Moreira (2006), citando a perspetiva de Ausubel, refere que a aprendizagem ocorre quando o aluno consegue estabelecer uma relação entre o novo conhecimento e algum aspeto fulcral da sua estrutura cognitiva. A aprendizagem significativa é, por excelência, o mecanismo mais eficaz para adquirir e armazenar uma variedade de ideias e informações de qualquer área do conhecimento, contrariamente à metodologia de ensino mecanizada, onde os novos conceitos não interagem com as situações relevantes para o aluno. Nesta última forma de ensinar, os alunos são treinados para repetir procedimentos e aplicar fórmulas sem perceberem claramente a ligação ou a sua adaptação com o quotidiano (Christiansen & Walther, 1986; Lobato, 2008). Por este motivo, em todos os níveis de ensino, é frequente ouvir-se, “para que serve a matemática?” ou “qual a utilidade da matemática na minha vida?”.

De acordo com a conceção dos Princípios e Normas para a Matemática Escolar (NCTM, 2007), a aprendizagem desta disciplina deve ter como base a compreensão. Já em 1998, Ponte, Matos e Abrantes defendiam a importância das experiências prévias dos alunos e não apenas a da explicação teórica como forma de contribuir para a compreensão de conceitos. Também, em 2001, o próprio Ministério da Educação alertava para o facto de que “a ênfase da matemática escolar não está na aquisição de conhecimentos isolados e no domínio de regras e técnicas, mas sim na utilização da matemática para resolver problemas, para raciocinar e para comunicar” (p. 58). Desta forma aumenta-se a confiança e a motivação pessoal do aluno, levando-o a agir por vontade própria e a inspirá-lo para a aprendizagem.

········

:: Tarefas ::
a – No texto sobre o ensino da matemática, reescreva de forma mais concisa o parágrafo que começa por "Moreira (2006), citando a perspetiva de Ausubel", mantendo os factos principais.
b – Edite o trecho do texto sobre o ensino da matemática de "De acordo com" a "para a aprendizagem.", trocando "confiança" por "segurança".
c – Continue o texto sobre o ensino da matemática a partir da última frase apresentada.

:: Dados fornecidos ::
········

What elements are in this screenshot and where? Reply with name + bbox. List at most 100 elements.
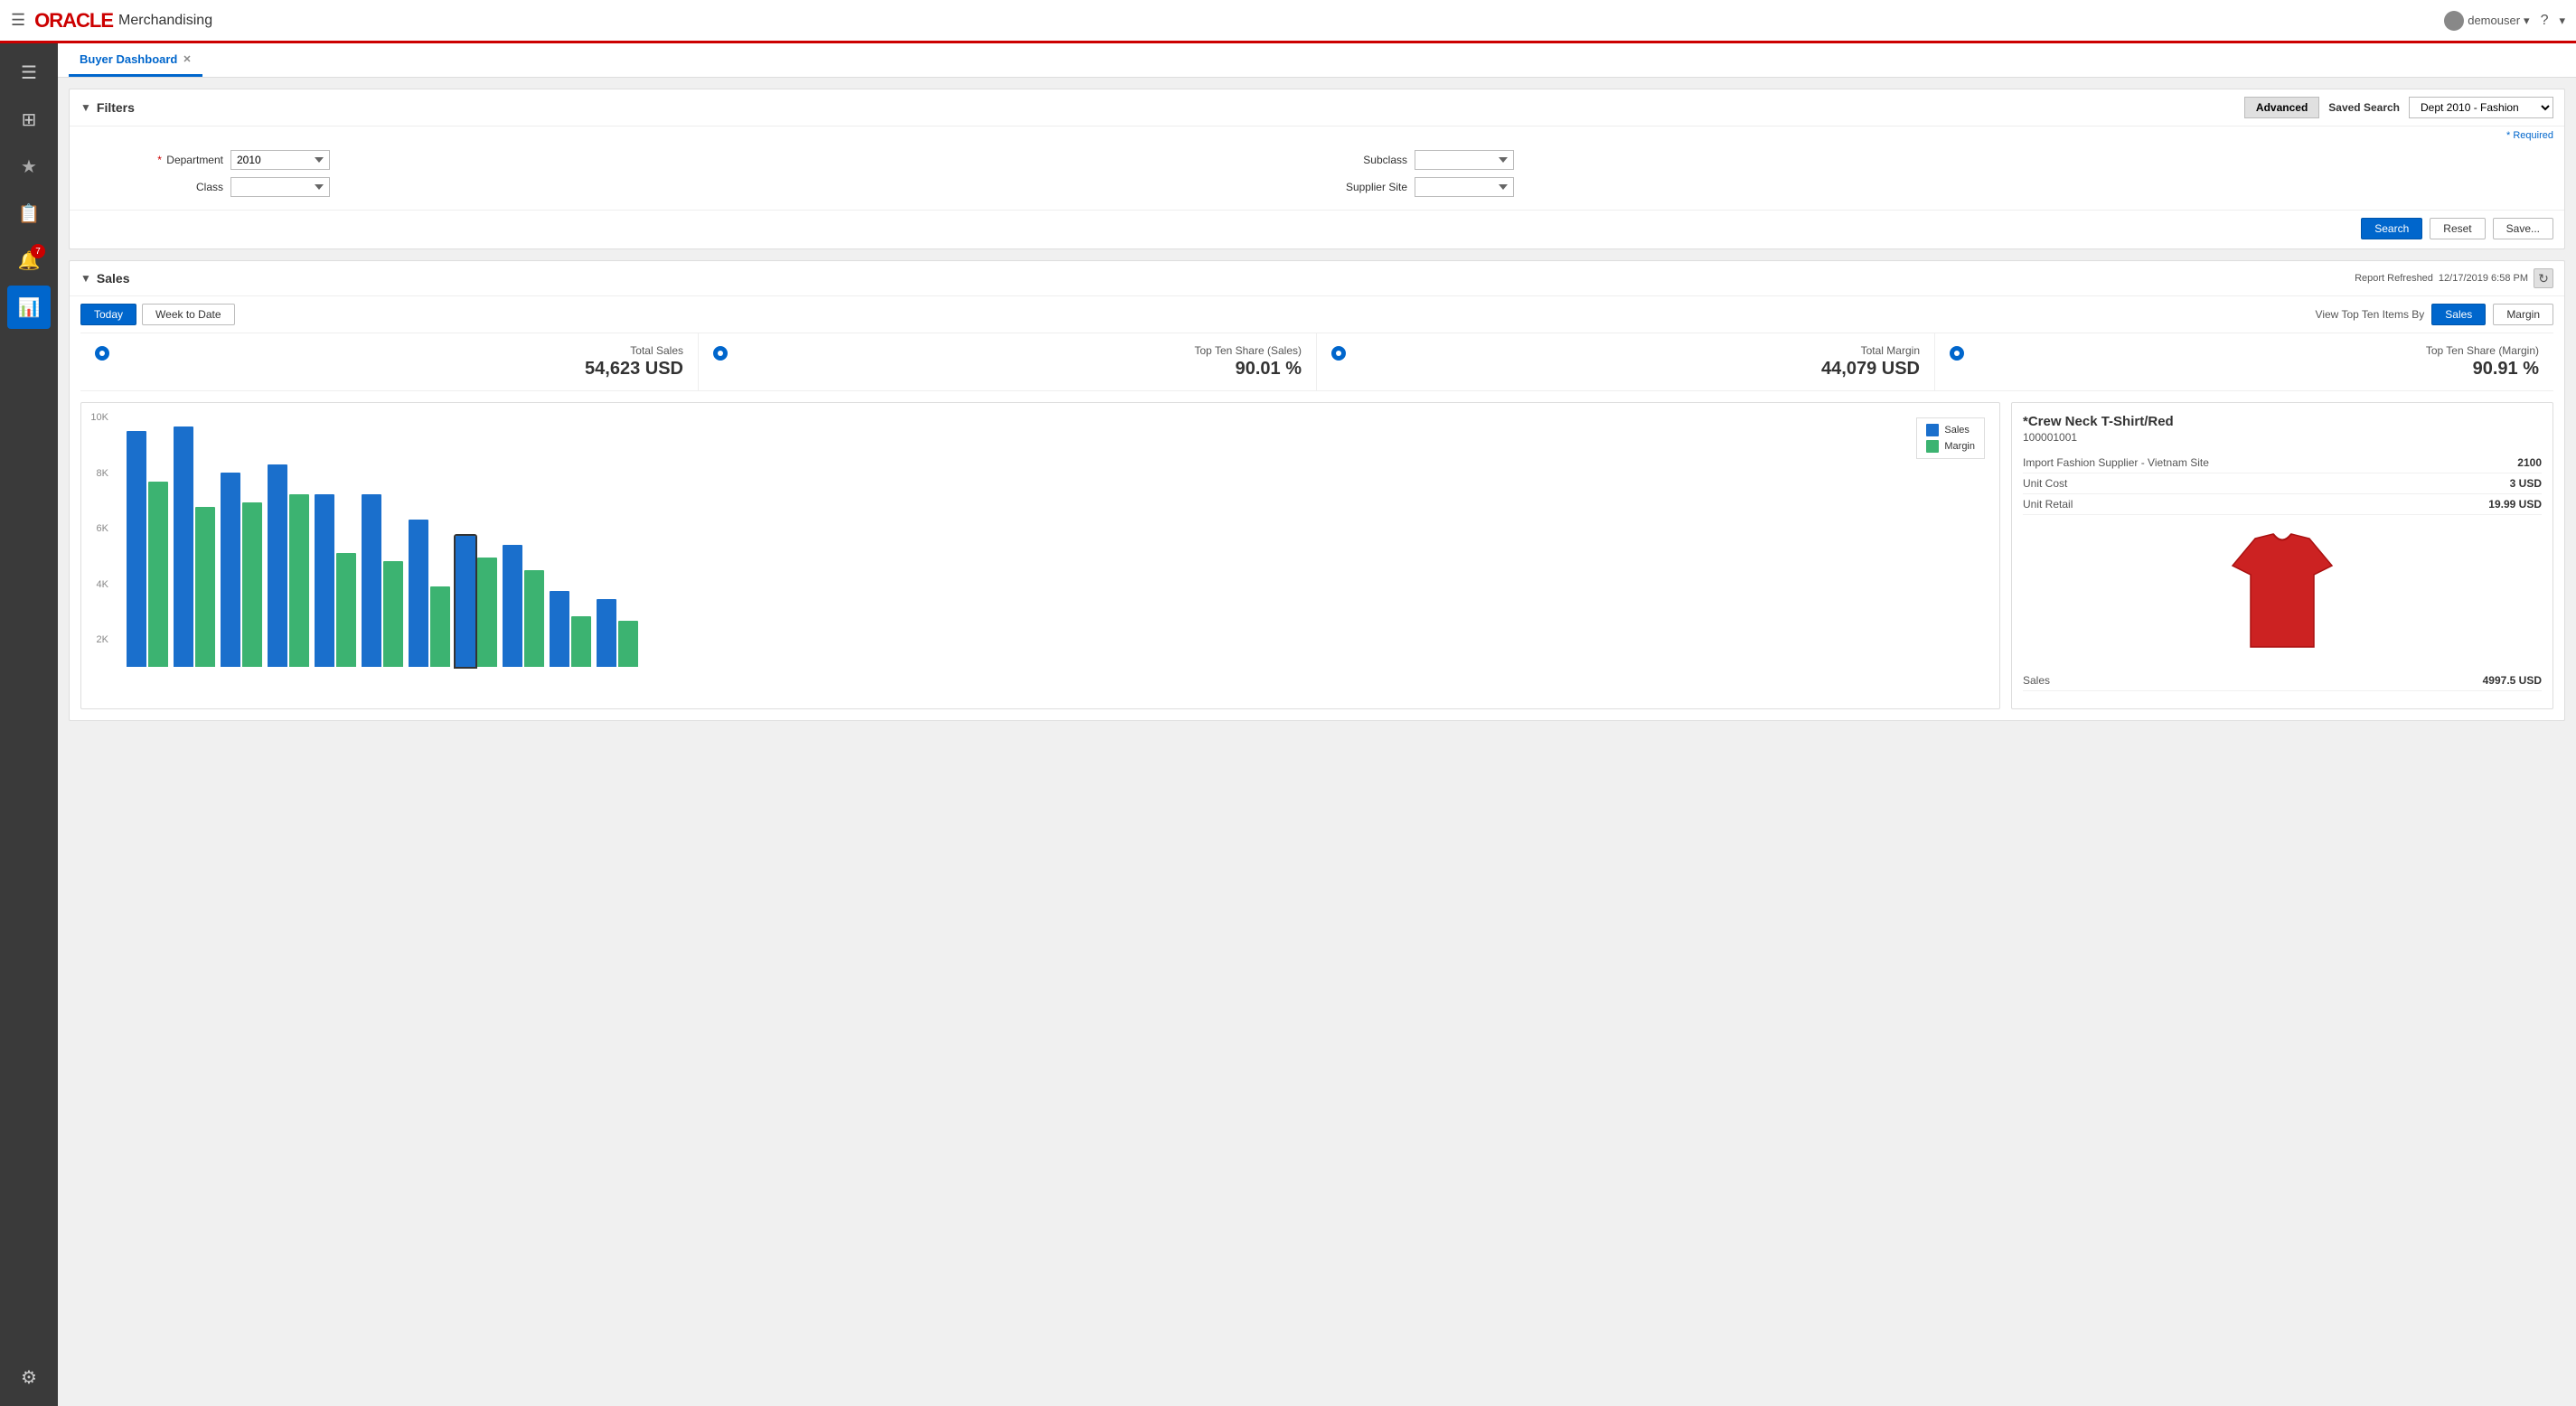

········

:: Resultados finais ::
a – Segundo Moreira (2006), com base em Ausubel, a aprendizagem ocorre quando o aluno relaciona o novo conhecimento com um aspeto fulcral da sua estrutura cognitiva. A aprendizagem significativa é o mecanismo mais eficaz para adquirir e armazenar ideias e informações de qualquer área. O ensino mecanizado funciona ao contrário: os novos conceitos não interagem com situações relevantes para o aluno, que repete procedimentos e aplica fórmulas sem perceber a sua ligação ao quotidiano (Christiansen & Walther, 1986; Lobato, 2008). Por isso, em todos os níveis de ensino, pergunta-se com frequência para que serve a matemática.

b –
De acordo com a conceção dos Princípios e Normas para a Matemática Escolar (NCTM, 2007), a aprendizagem desta disciplina deve ter como base a compreensão. Já em 1998, Ponte, Matos e Abrantes defendiam a importância das experiências prévias dos alunos e não apenas a da explicação teórica como forma de contribuir para a compreensão de conceitos. Também, em 2001, o próprio Ministério da Educação alertava para o facto de que “a ênfase da matemática escolar não está na aquisição de conhecimentos isolados e no domínio de regras e técnicas, mas sim na utilização da matemática para resolver problemas, para raciocinar e para comunicar” (p. 58). Desta forma aumenta-se a segurança e a motivação pessoal do aluno, levando-o a agir por vontade própria e a inspirá-lo para a aprendizagem.

c –
RESOLUÇÃO DE PROBLEMAS

A UNESCO, na sua Declaração Mundial sobre Educação para Todos, datada de 1990, afirmava explicitamente que a resolução de problemas é um dos instrumentos de aprendizagem essenciais (como a leitura, a escrita e o cálculo). O programa de matemática do ensino básico de 2007 defendia que a abordagem da matemática no 1.º CEB devia permitir “desenvolver nos alunos o sentido do número, a compreensão dos números e das operações, a capacidade do cálculo mental e escrita, bem como utilizar estes conhecimentos para resolver problemas em contextos diversos” (Ponte et al., 2007, p. 13). Acerca do programa homologado em 2013, os professores de matemática da Escola Superior de Educação de Lisboa (ESEL, 2013) emitiram um parecer no qual referem que este “não contempla, ou menoriza fortemente, as capacidades matemáticas que o (…) programa [anterior] considera fundamental desenvolver nos alunos para uma aprendizagem com compreensão” (p. 2) entre as quais, a resolução de problemas, o raciocínio e a comunicação matemática. Para além desde aspeto fundamental, o referido programa (2013) dá um principal destaque a questões de formalismo que dificultam a compreensão por parte das crianças do 1.º CEB e ainda apela, em alguns aspetos, à memorização a tempo curto (autores, 2016).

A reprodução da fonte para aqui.